Filter the entries and keep only the lines where the string "BADGES" appears.

-- start of Dataset extract --

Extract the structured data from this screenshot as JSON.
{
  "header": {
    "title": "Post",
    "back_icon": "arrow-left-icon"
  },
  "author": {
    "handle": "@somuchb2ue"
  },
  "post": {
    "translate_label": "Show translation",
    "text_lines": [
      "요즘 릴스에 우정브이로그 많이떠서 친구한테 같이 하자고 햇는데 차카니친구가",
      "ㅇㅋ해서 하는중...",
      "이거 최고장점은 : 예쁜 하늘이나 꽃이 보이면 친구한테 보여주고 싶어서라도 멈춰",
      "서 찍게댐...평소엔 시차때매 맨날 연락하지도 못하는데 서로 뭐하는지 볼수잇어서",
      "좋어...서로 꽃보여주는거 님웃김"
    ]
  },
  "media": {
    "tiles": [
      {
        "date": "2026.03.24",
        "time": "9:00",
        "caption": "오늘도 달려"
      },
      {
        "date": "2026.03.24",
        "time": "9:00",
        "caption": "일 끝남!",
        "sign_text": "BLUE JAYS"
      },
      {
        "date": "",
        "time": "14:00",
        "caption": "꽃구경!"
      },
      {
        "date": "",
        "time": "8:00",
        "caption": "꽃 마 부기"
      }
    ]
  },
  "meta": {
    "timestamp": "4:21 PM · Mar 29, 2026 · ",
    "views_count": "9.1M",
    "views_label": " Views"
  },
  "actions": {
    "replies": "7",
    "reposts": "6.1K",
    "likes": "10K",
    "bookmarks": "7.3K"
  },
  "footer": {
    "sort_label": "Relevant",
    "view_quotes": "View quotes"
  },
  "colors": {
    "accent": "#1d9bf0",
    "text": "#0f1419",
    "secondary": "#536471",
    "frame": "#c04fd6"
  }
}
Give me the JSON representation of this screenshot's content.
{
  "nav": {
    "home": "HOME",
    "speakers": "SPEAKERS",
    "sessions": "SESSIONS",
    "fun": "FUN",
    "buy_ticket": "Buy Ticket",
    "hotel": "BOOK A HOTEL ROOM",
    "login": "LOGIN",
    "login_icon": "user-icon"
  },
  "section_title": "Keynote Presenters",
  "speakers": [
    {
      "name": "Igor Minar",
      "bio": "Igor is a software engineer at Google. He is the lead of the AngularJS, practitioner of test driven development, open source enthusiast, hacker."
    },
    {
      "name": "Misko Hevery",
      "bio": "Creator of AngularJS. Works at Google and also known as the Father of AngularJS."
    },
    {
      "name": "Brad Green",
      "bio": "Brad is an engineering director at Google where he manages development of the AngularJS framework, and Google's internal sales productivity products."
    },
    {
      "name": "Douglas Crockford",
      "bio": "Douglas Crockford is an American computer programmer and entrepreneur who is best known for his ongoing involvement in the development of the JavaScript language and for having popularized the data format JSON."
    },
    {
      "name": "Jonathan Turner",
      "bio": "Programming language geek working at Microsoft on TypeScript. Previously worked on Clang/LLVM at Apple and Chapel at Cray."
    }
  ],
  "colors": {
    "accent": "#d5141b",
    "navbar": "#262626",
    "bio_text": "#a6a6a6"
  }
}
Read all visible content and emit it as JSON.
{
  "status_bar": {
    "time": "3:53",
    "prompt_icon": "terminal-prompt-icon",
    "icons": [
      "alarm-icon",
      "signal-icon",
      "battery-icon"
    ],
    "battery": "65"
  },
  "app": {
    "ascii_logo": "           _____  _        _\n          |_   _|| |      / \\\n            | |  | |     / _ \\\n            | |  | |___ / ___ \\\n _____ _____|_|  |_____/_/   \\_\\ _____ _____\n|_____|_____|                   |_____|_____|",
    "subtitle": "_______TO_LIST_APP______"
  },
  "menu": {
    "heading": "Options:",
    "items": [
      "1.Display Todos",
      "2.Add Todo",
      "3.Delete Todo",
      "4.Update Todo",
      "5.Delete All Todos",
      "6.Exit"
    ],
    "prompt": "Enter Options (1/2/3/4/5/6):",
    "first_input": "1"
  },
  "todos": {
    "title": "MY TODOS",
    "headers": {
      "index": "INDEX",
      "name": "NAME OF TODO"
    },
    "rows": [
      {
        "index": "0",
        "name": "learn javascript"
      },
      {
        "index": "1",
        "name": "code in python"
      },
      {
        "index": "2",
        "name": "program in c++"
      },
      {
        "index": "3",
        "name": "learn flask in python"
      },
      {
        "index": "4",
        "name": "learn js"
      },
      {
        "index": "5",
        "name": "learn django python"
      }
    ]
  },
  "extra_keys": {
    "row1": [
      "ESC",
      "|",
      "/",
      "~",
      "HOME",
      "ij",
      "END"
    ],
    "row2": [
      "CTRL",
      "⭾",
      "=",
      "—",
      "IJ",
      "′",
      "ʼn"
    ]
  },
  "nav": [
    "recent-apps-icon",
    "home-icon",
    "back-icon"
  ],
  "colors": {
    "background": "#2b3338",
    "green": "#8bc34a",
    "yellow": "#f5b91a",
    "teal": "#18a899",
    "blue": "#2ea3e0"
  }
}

-- end of Dataset extract --
-- start of Dataset extract --

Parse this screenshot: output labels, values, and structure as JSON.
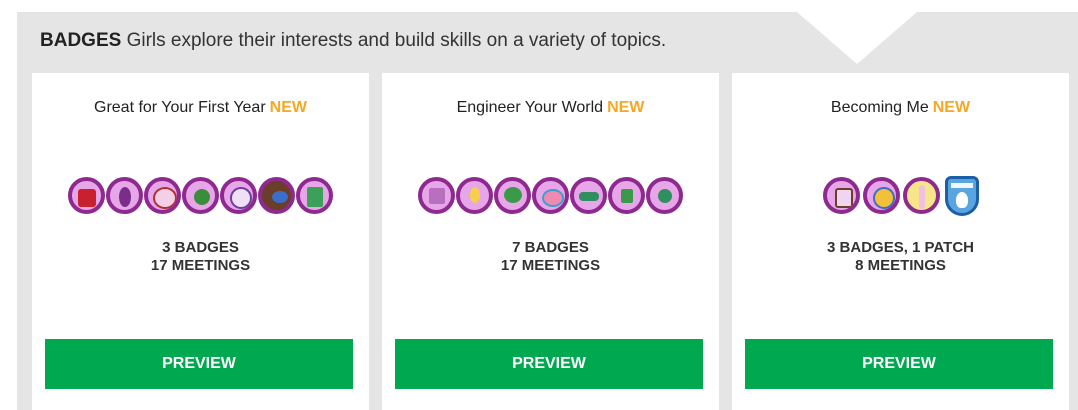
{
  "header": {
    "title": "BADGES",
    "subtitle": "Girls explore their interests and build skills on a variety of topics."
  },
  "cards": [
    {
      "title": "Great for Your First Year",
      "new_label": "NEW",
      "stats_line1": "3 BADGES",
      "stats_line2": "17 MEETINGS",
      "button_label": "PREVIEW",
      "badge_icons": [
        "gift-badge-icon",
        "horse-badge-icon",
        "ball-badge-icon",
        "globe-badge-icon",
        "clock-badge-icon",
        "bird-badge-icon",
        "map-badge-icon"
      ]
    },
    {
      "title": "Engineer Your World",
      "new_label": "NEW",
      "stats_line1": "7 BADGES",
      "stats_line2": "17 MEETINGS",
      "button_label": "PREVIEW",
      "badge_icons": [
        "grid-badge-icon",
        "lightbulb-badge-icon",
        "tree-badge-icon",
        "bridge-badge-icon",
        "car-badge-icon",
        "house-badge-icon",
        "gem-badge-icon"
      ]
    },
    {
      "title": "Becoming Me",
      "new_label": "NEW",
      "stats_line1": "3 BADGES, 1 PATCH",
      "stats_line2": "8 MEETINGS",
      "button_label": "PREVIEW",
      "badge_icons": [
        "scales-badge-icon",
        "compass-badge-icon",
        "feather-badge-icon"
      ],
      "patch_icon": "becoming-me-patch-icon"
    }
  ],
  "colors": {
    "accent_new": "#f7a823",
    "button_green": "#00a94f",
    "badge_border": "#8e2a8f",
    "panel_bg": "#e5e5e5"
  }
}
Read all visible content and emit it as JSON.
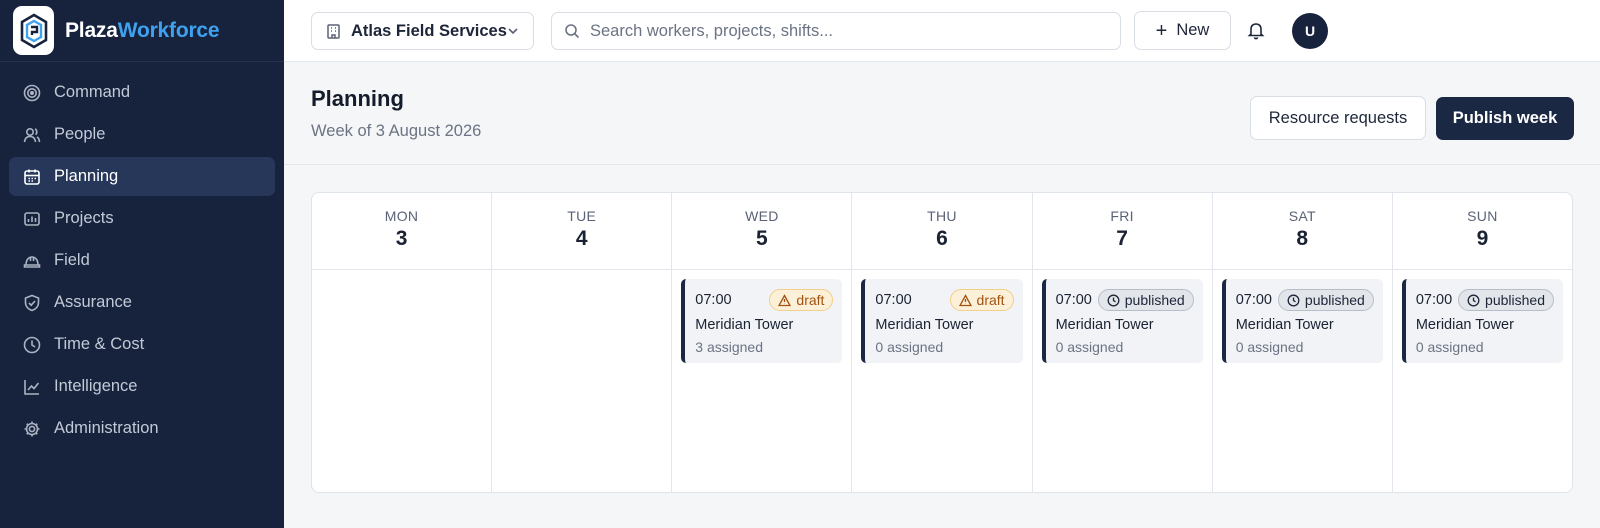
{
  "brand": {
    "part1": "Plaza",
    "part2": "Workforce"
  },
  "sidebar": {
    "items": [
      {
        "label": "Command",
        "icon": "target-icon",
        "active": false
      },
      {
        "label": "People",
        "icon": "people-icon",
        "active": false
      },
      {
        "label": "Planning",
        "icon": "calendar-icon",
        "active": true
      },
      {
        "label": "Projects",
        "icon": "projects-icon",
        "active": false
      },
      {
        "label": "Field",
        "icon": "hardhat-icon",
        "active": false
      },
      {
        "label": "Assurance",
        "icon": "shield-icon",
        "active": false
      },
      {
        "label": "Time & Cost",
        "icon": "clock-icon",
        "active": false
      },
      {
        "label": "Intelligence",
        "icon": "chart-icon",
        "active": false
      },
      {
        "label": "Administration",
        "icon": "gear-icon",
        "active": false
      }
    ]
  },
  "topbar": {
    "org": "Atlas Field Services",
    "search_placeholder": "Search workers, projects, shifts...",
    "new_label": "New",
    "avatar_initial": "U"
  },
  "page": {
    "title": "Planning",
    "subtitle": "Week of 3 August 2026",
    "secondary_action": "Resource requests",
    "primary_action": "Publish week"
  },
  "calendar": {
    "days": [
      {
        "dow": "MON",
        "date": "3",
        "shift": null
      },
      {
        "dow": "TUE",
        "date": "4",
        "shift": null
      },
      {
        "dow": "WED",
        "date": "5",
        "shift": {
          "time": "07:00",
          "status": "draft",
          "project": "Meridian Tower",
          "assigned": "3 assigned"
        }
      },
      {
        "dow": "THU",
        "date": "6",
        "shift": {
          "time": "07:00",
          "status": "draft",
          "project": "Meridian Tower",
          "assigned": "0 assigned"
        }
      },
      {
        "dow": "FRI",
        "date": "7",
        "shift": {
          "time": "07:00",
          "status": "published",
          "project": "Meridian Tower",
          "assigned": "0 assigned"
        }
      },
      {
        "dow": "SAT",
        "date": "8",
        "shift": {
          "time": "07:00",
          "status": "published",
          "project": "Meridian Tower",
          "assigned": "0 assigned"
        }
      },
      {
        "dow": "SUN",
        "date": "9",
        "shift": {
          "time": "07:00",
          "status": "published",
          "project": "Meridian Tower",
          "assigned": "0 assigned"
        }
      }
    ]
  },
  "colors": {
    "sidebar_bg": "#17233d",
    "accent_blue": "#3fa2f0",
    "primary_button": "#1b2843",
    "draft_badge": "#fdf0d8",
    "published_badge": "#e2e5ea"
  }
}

-- end of Dataset extract --

Expected answer:
    "title": "BADGES",
      "stats_line1": "3 BADGES",
      "stats_line1": "7 BADGES",
      "stats_line1": "3 BADGES, 1 PATCH",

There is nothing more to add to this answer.